### [Exercise]
In your copy, repeat the records exactly and leave out the pictures.

Records that describe figures
++++++++++++++++++++

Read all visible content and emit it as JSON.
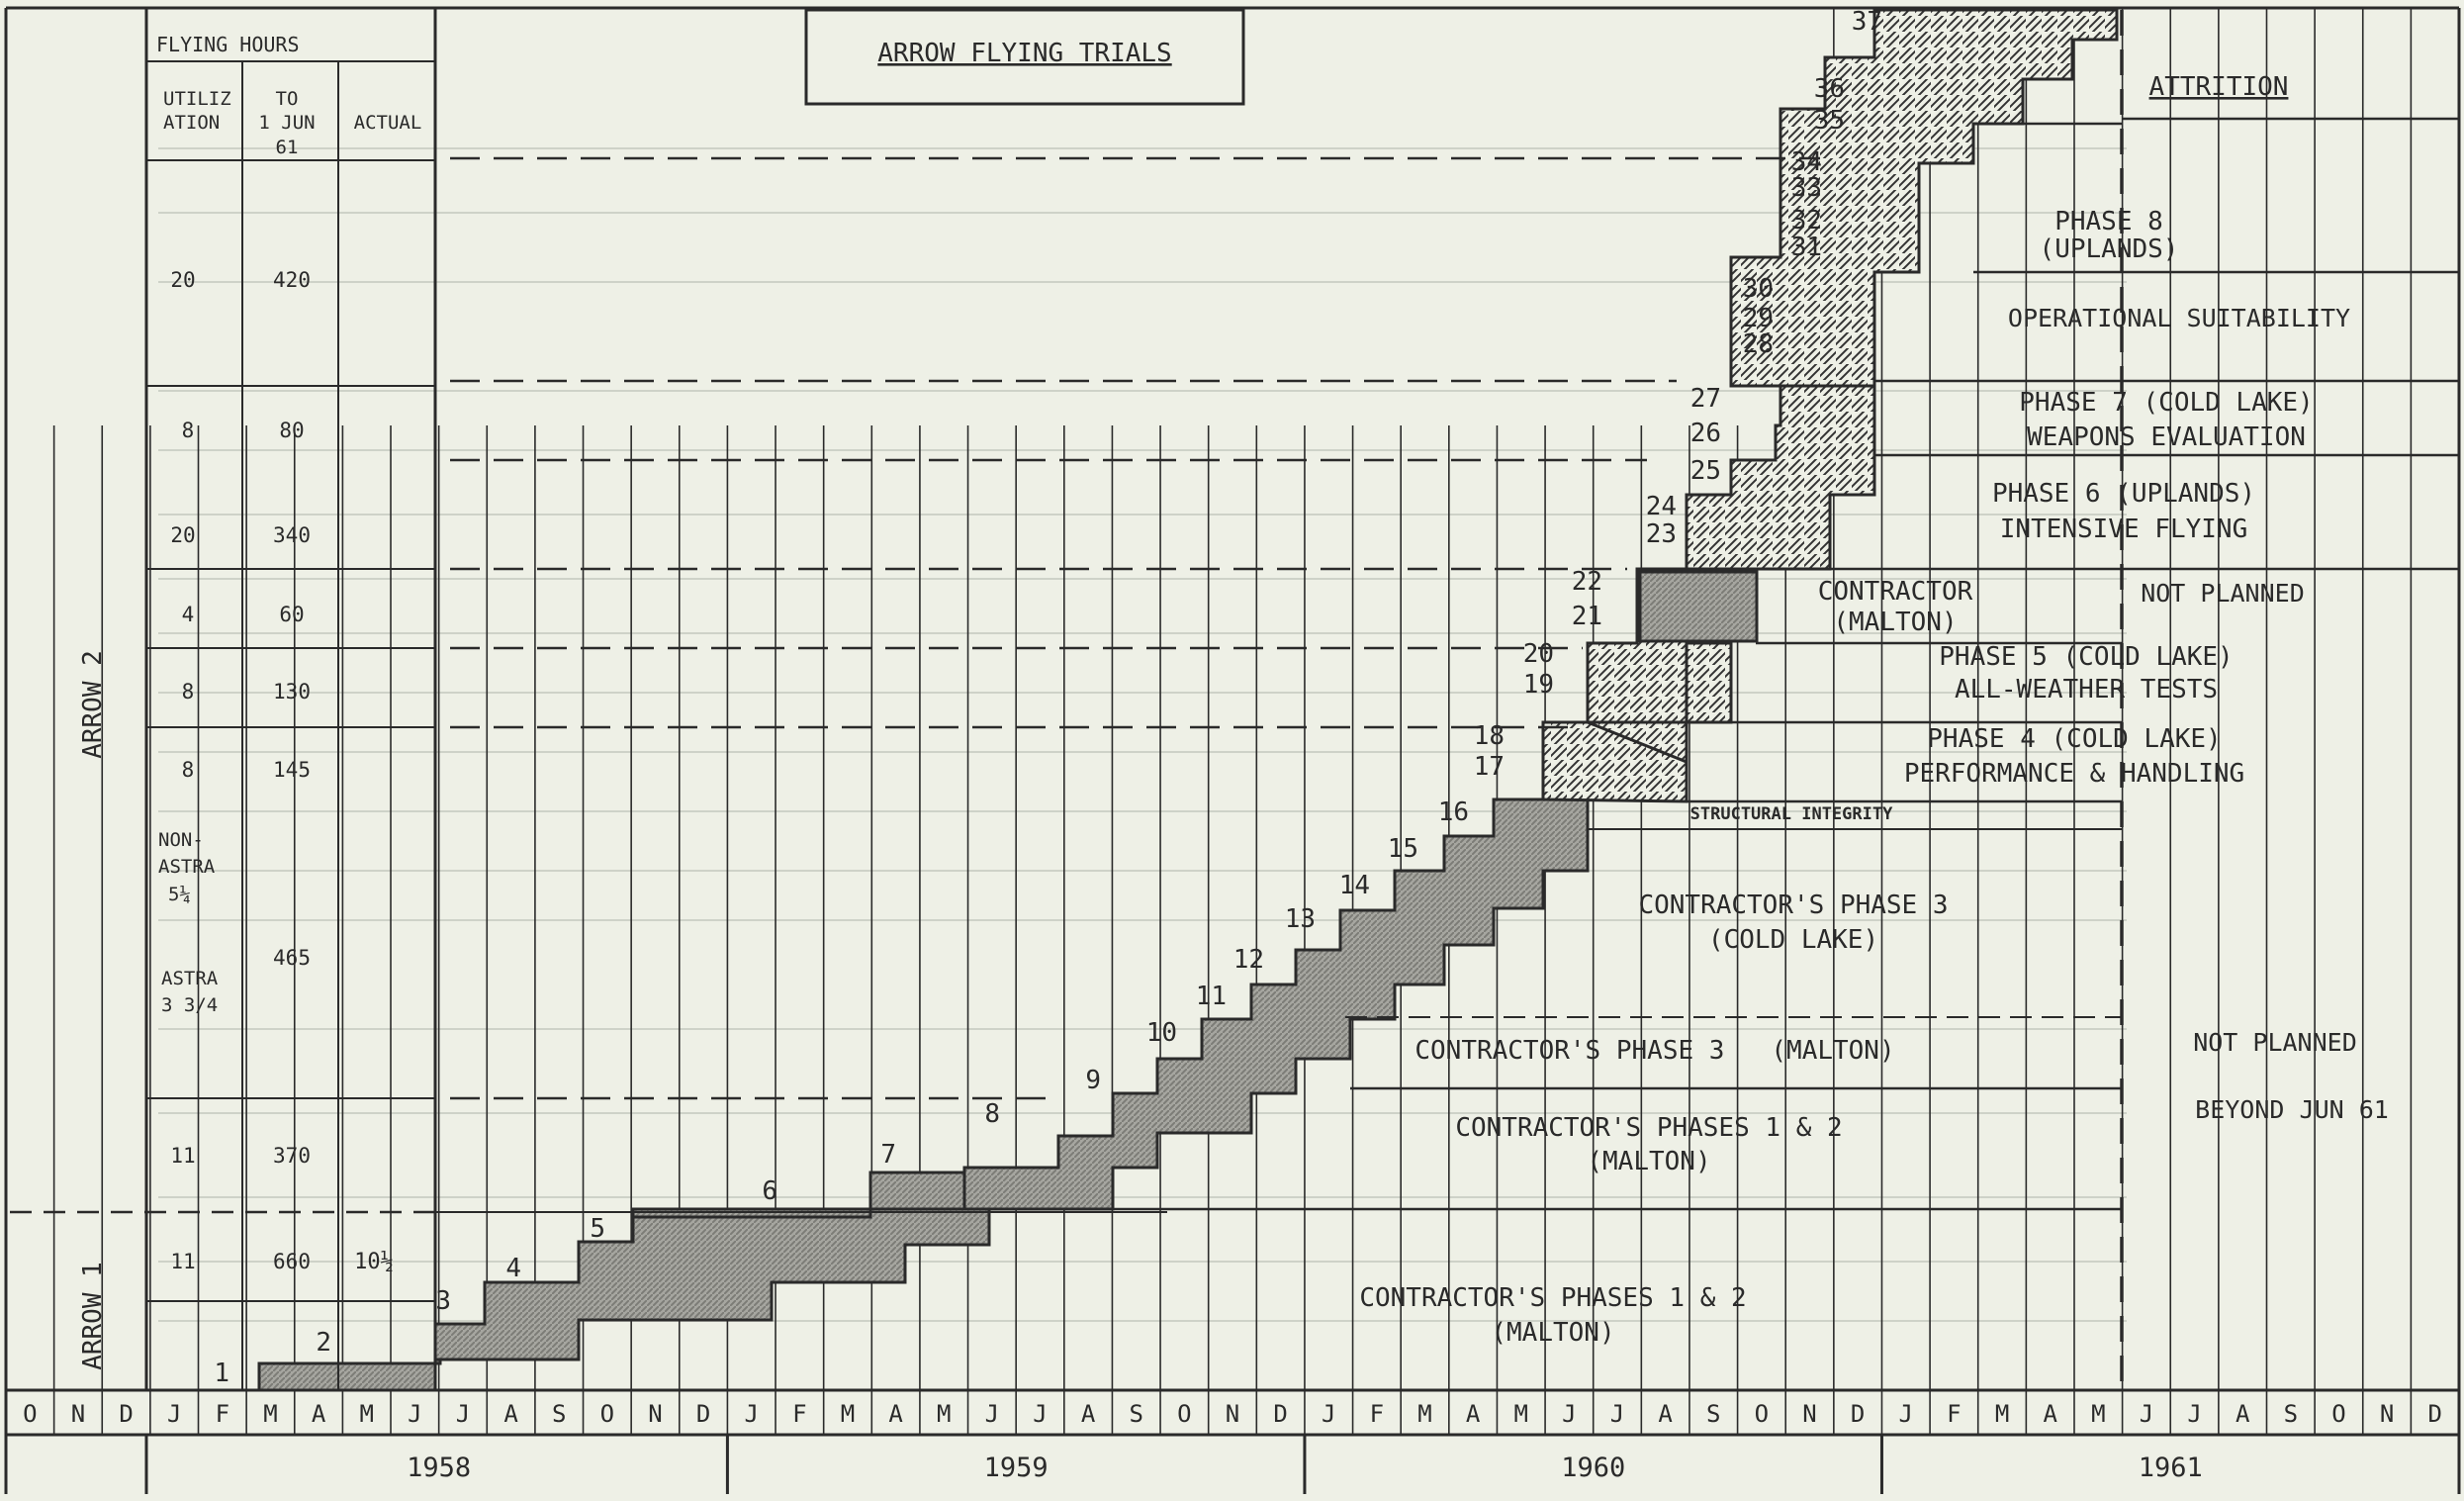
{
  "title": "ARROW FLYING TRIALS",
  "hours_header": {
    "title": "FLYING HOURS",
    "col_utilization": [
      "UTILIZ",
      "ATION"
    ],
    "col_to": [
      "TO",
      "1 JUN",
      "61"
    ],
    "col_actual": "ACTUAL"
  },
  "group_labels": {
    "arrow2": "ARROW 2",
    "arrow1": "ARROW 1"
  },
  "hours_rows": [
    {
      "util": "20",
      "to": "420",
      "actual": ""
    },
    {
      "util": "8",
      "to": "80",
      "actual": ""
    },
    {
      "util": "20",
      "to": "340",
      "actual": ""
    },
    {
      "util": "4",
      "to": "60",
      "actual": ""
    },
    {
      "util": "8",
      "to": "130",
      "actual": ""
    },
    {
      "util": "8",
      "to": "145",
      "actual": ""
    },
    {
      "util_lines": [
        "NON-",
        "ASTRA",
        "5¼",
        "",
        "",
        "ASTRA",
        "3 3/4"
      ],
      "to": "465",
      "actual": ""
    },
    {
      "util": "11",
      "to": "370",
      "actual": ""
    },
    {
      "util": "11",
      "to": "660",
      "actual": "10½"
    }
  ],
  "months": [
    "O",
    "N",
    "D",
    "J",
    "F",
    "M",
    "A",
    "M",
    "J",
    "J",
    "A",
    "S",
    "O",
    "N",
    "D",
    "J",
    "F",
    "M",
    "A",
    "M",
    "J",
    "J",
    "A",
    "S",
    "O",
    "N",
    "D",
    "J",
    "F",
    "M",
    "A",
    "M",
    "J",
    "J",
    "A",
    "S",
    "O",
    "N",
    "D",
    "J",
    "F",
    "M",
    "A",
    "M",
    "J",
    "J",
    "A",
    "S",
    "O",
    "N",
    "D"
  ],
  "years": [
    "1958",
    "1959",
    "1960",
    "1961"
  ],
  "phases": [
    {
      "lines": [
        "ATTRITION"
      ]
    },
    {
      "lines": [
        "PHASE 8",
        "(UPLANDS)"
      ]
    },
    {
      "lines": [
        "OPERATIONAL SUITABILITY"
      ]
    },
    {
      "lines": [
        "PHASE 7 (COLD LAKE)",
        "WEAPONS EVALUATION"
      ]
    },
    {
      "lines": [
        "PHASE 6 (UPLANDS)",
        "INTENSIVE FLYING"
      ]
    },
    {
      "lines": [
        "CONTRACTOR",
        "(MALTON)"
      ]
    },
    {
      "lines": [
        "NOT PLANNED"
      ]
    },
    {
      "lines": [
        "PHASE 5 (COLD LAKE)",
        "ALL-WEATHER TESTS"
      ]
    },
    {
      "lines": [
        "PHASE 4 (COLD LAKE)",
        "PERFORMANCE & HANDLING"
      ]
    },
    {
      "lines": [
        "STRUCTURAL INTEGRITY"
      ]
    },
    {
      "lines": [
        "CONTRACTOR'S PHASE 3",
        "(COLD LAKE)"
      ]
    },
    {
      "lines": [
        "CONTRACTOR'S PHASE 3   (MALTON)"
      ]
    },
    {
      "lines": [
        "CONTRACTOR'S PHASES 1 & 2",
        "(MALTON)"
      ]
    },
    {
      "lines": [
        "CONTRACTOR'S PHASES 1 & 2",
        "(MALTON)"
      ]
    },
    {
      "lines": [
        "NOT PLANNED",
        "",
        "BEYOND JUN 61"
      ]
    }
  ],
  "numbers": [
    "1",
    "2",
    "3",
    "4",
    "5",
    "6",
    "7",
    "8",
    "9",
    "10",
    "11",
    "12",
    "13",
    "14",
    "15",
    "16",
    "17",
    "18",
    "19",
    "20",
    "21",
    "22",
    "23",
    "24",
    "25",
    "26",
    "27",
    "28",
    "29",
    "30",
    "31",
    "32",
    "33",
    "34",
    "35",
    "36",
    "37"
  ],
  "colors": {
    "paper": "#eef0e6",
    "ink": "#2a2a2a",
    "faint": "#b9bcb3",
    "shade": "#8a8a84"
  }
}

++++++++++++++++++++

### [Solution below]
Read all visible content and emit it as JSON.
{
  "title": "ARROW FLYING TRIALS",
  "hours_header": {
    "title": "FLYING HOURS",
    "col_utilization": [
      "UTILIZ",
      "ATION"
    ],
    "col_to": [
      "TO",
      "1 JUN",
      "61"
    ],
    "col_actual": "ACTUAL"
  },
  "group_labels": {
    "arrow2": "ARROW 2",
    "arrow1": "ARROW 1"
  },
  "hours_rows": [
    {
      "util": "20",
      "to": "420",
      "actual": ""
    },
    {
      "util": "8",
      "to": "80",
      "actual": ""
    },
    {
      "util": "20",
      "to": "340",
      "actual": ""
    },
    {
      "util": "4",
      "to": "60",
      "actual": ""
    },
    {
      "util": "8",
      "to": "130",
      "actual": ""
    },
    {
      "util": "8",
      "to": "145",
      "actual": ""
    },
    {
      "util_lines": [
        "NON-",
        "ASTRA",
        "5¼",
        "",
        "",
        "ASTRA",
        "3 3/4"
      ],
      "to": "465",
      "actual": ""
    },
    {
      "util": "11",
      "to": "370",
      "actual": ""
    },
    {
      "util": "11",
      "to": "660",
      "actual": "10½"
    }
  ],
  "months": [
    "O",
    "N",
    "D",
    "J",
    "F",
    "M",
    "A",
    "M",
    "J",
    "J",
    "A",
    "S",
    "O",
    "N",
    "D",
    "J",
    "F",
    "M",
    "A",
    "M",
    "J",
    "J",
    "A",
    "S",
    "O",
    "N",
    "D",
    "J",
    "F",
    "M",
    "A",
    "M",
    "J",
    "J",
    "A",
    "S",
    "O",
    "N",
    "D",
    "J",
    "F",
    "M",
    "A",
    "M",
    "J",
    "J",
    "A",
    "S",
    "O",
    "N",
    "D"
  ],
  "years": [
    "1958",
    "1959",
    "1960",
    "1961"
  ],
  "phases": [
    {
      "lines": [
        "ATTRITION"
      ]
    },
    {
      "lines": [
        "PHASE 8",
        "(UPLANDS)"
      ]
    },
    {
      "lines": [
        "OPERATIONAL SUITABILITY"
      ]
    },
    {
      "lines": [
        "PHASE 7 (COLD LAKE)",
        "WEAPONS EVALUATION"
      ]
    },
    {
      "lines": [
        "PHASE 6 (UPLANDS)",
        "INTENSIVE FLYING"
      ]
    },
    {
      "lines": [
        "CONTRACTOR",
        "(MALTON)"
      ]
    },
    {
      "lines": [
        "NOT PLANNED"
      ]
    },
    {
      "lines": [
        "PHASE 5 (COLD LAKE)",
        "ALL-WEATHER TESTS"
      ]
    },
    {
      "lines": [
        "PHASE 4 (COLD LAKE)",
        "PERFORMANCE & HANDLING"
      ]
    },
    {
      "lines": [
        "STRUCTURAL INTEGRITY"
      ]
    },
    {
      "lines": [
        "CONTRACTOR'S PHASE 3",
        "(COLD LAKE)"
      ]
    },
    {
      "lines": [
        "CONTRACTOR'S PHASE 3   (MALTON)"
      ]
    },
    {
      "lines": [
        "CONTRACTOR'S PHASES 1 & 2",
        "(MALTON)"
      ]
    },
    {
      "lines": [
        "CONTRACTOR'S PHASES 1 & 2",
        "(MALTON)"
      ]
    },
    {
      "lines": [
        "NOT PLANNED",
        "",
        "BEYOND JUN 61"
      ]
    }
  ],
  "numbers": [
    "1",
    "2",
    "3",
    "4",
    "5",
    "6",
    "7",
    "8",
    "9",
    "10",
    "11",
    "12",
    "13",
    "14",
    "15",
    "16",
    "17",
    "18",
    "19",
    "20",
    "21",
    "22",
    "23",
    "24",
    "25",
    "26",
    "27",
    "28",
    "29",
    "30",
    "31",
    "32",
    "33",
    "34",
    "35",
    "36",
    "37"
  ],
  "colors": {
    "paper": "#eef0e6",
    "ink": "#2a2a2a",
    "faint": "#b9bcb3",
    "shade": "#8a8a84"
  }
}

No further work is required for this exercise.